* [GOAL OF THE EXERCISE] Reproduce the data in its entirety, exactly as supplied.
* start SUPPLIED ENTRIES *
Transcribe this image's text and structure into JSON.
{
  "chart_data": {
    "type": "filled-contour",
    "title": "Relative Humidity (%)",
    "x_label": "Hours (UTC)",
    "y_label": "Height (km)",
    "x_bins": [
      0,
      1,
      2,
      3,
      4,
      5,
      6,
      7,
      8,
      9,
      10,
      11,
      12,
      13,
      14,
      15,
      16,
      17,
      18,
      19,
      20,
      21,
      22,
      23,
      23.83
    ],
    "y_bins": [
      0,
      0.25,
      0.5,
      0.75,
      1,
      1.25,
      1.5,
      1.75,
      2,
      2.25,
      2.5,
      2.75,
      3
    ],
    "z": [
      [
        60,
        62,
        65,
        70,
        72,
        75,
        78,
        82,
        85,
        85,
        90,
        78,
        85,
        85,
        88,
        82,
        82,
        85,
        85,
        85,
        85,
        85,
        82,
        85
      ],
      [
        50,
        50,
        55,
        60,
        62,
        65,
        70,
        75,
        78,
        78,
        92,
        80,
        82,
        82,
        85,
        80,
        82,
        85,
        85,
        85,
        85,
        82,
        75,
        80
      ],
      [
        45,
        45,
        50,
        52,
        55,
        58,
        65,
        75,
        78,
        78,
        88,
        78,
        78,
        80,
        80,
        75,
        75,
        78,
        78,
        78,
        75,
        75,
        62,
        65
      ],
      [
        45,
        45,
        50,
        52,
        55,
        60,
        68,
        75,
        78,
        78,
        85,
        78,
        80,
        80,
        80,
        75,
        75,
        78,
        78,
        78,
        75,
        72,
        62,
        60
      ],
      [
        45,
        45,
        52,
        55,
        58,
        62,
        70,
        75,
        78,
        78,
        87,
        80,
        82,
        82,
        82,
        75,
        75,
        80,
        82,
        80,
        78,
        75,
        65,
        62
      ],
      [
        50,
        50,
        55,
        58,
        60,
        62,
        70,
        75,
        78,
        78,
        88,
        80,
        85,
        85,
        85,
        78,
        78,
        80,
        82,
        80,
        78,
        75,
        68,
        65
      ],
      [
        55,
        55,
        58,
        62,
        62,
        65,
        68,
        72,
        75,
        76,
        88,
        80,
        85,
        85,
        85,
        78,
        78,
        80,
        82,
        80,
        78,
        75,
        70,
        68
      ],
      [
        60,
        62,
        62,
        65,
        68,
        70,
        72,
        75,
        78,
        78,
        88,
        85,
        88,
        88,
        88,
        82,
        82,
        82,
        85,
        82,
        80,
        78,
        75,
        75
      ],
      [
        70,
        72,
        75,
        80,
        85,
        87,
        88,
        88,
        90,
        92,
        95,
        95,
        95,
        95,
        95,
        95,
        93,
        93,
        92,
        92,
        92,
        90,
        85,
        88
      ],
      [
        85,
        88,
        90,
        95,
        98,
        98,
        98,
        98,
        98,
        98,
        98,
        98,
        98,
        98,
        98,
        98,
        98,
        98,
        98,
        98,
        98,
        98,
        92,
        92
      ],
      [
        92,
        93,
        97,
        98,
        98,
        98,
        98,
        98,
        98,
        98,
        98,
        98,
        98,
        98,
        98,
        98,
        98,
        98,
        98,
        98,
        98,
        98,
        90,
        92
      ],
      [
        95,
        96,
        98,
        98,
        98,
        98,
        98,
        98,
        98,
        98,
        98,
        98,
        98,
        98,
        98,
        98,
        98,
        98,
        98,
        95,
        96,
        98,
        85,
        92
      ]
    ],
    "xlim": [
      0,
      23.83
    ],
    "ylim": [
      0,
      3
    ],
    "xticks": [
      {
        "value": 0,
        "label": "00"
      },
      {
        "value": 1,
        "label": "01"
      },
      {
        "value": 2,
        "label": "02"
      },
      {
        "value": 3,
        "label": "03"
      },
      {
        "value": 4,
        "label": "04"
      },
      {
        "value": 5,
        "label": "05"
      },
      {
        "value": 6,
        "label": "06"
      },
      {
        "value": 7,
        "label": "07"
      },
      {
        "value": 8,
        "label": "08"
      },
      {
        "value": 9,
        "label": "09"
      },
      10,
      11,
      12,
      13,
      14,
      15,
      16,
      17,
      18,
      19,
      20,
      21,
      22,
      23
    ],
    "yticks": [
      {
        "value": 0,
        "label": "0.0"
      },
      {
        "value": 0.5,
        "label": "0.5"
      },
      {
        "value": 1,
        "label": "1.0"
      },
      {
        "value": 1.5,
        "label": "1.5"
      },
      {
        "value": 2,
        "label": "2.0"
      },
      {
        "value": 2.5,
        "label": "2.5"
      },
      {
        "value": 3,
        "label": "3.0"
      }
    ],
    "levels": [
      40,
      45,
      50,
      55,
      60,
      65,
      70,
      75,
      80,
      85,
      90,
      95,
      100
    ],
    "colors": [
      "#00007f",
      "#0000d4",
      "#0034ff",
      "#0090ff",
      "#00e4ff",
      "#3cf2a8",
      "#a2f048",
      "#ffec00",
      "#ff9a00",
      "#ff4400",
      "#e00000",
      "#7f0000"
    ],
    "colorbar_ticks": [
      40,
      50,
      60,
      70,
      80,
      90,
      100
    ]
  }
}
* end SUPPLIED ENTRIES *
* [FINISHED ANSWER]
Transcribe this image's text and structure into JSON.
{
  "chart_data": {
    "type": "filled-contour",
    "title": "Relative Humidity (%)",
    "x_label": "Hours (UTC)",
    "y_label": "Height (km)",
    "x_bins": [
      0,
      1,
      2,
      3,
      4,
      5,
      6,
      7,
      8,
      9,
      10,
      11,
      12,
      13,
      14,
      15,
      16,
      17,
      18,
      19,
      20,
      21,
      22,
      23,
      23.83
    ],
    "y_bins": [
      0,
      0.25,
      0.5,
      0.75,
      1,
      1.25,
      1.5,
      1.75,
      2,
      2.25,
      2.5,
      2.75,
      3
    ],
    "z": [
      [
        60,
        62,
        65,
        70,
        72,
        75,
        78,
        82,
        85,
        85,
        90,
        78,
        85,
        85,
        88,
        82,
        82,
        85,
        85,
        85,
        85,
        85,
        82,
        85
      ],
      [
        50,
        50,
        55,
        60,
        62,
        65,
        70,
        75,
        78,
        78,
        92,
        80,
        82,
        82,
        85,
        80,
        82,
        85,
        85,
        85,
        85,
        82,
        75,
        80
      ],
      [
        45,
        45,
        50,
        52,
        55,
        58,
        65,
        75,
        78,
        78,
        88,
        78,
        78,
        80,
        80,
        75,
        75,
        78,
        78,
        78,
        75,
        75,
        62,
        65
      ],
      [
        45,
        45,
        50,
        52,
        55,
        60,
        68,
        75,
        78,
        78,
        85,
        78,
        80,
        80,
        80,
        75,
        75,
        78,
        78,
        78,
        75,
        72,
        62,
        60
      ],
      [
        45,
        45,
        52,
        55,
        58,
        62,
        70,
        75,
        78,
        78,
        87,
        80,
        82,
        82,
        82,
        75,
        75,
        80,
        82,
        80,
        78,
        75,
        65,
        62
      ],
      [
        50,
        50,
        55,
        58,
        60,
        62,
        70,
        75,
        78,
        78,
        88,
        80,
        85,
        85,
        85,
        78,
        78,
        80,
        82,
        80,
        78,
        75,
        68,
        65
      ],
      [
        55,
        55,
        58,
        62,
        62,
        65,
        68,
        72,
        75,
        76,
        88,
        80,
        85,
        85,
        85,
        78,
        78,
        80,
        82,
        80,
        78,
        75,
        70,
        68
      ],
      [
        60,
        62,
        62,
        65,
        68,
        70,
        72,
        75,
        78,
        78,
        88,
        85,
        88,
        88,
        88,
        82,
        82,
        82,
        85,
        82,
        80,
        78,
        75,
        75
      ],
      [
        70,
        72,
        75,
        80,
        85,
        87,
        88,
        88,
        90,
        92,
        95,
        95,
        95,
        95,
        95,
        95,
        93,
        93,
        92,
        92,
        92,
        90,
        85,
        88
      ],
      [
        85,
        88,
        90,
        95,
        98,
        98,
        98,
        98,
        98,
        98,
        98,
        98,
        98,
        98,
        98,
        98,
        98,
        98,
        98,
        98,
        98,
        98,
        92,
        92
      ],
      [
        92,
        93,
        97,
        98,
        98,
        98,
        98,
        98,
        98,
        98,
        98,
        98,
        98,
        98,
        98,
        98,
        98,
        98,
        98,
        98,
        98,
        98,
        90,
        92
      ],
      [
        95,
        96,
        98,
        98,
        98,
        98,
        98,
        98,
        98,
        98,
        98,
        98,
        98,
        98,
        98,
        98,
        98,
        98,
        98,
        95,
        96,
        98,
        85,
        92
      ]
    ],
    "xlim": [
      0,
      23.83
    ],
    "ylim": [
      0,
      3
    ],
    "xticks": [
      {
        "value": 0,
        "label": "00"
      },
      {
        "value": 1,
        "label": "01"
      },
      {
        "value": 2,
        "label": "02"
      },
      {
        "value": 3,
        "label": "03"
      },
      {
        "value": 4,
        "label": "04"
      },
      {
        "value": 5,
        "label": "05"
      },
      {
        "value": 6,
        "label": "06"
      },
      {
        "value": 7,
        "label": "07"
      },
      {
        "value": 8,
        "label": "08"
      },
      {
        "value": 9,
        "label": "09"
      },
      10,
      11,
      12,
      13,
      14,
      15,
      16,
      17,
      18,
      19,
      20,
      21,
      22,
      23
    ],
    "yticks": [
      {
        "value": 0,
        "label": "0.0"
      },
      {
        "value": 0.5,
        "label": "0.5"
      },
      {
        "value": 1,
        "label": "1.0"
      },
      {
        "value": 1.5,
        "label": "1.5"
      },
      {
        "value": 2,
        "label": "2.0"
      },
      {
        "value": 2.5,
        "label": "2.5"
      },
      {
        "value": 3,
        "label": "3.0"
      }
    ],
    "levels": [
      40,
      45,
      50,
      55,
      60,
      65,
      70,
      75,
      80,
      85,
      90,
      95,
      100
    ],
    "colors": [
      "#00007f",
      "#0000d4",
      "#0034ff",
      "#0090ff",
      "#00e4ff",
      "#3cf2a8",
      "#a2f048",
      "#ffec00",
      "#ff9a00",
      "#ff4400",
      "#e00000",
      "#7f0000"
    ],
    "colorbar_ticks": [
      40,
      50,
      60,
      70,
      80,
      90,
      100
    ]
  }
}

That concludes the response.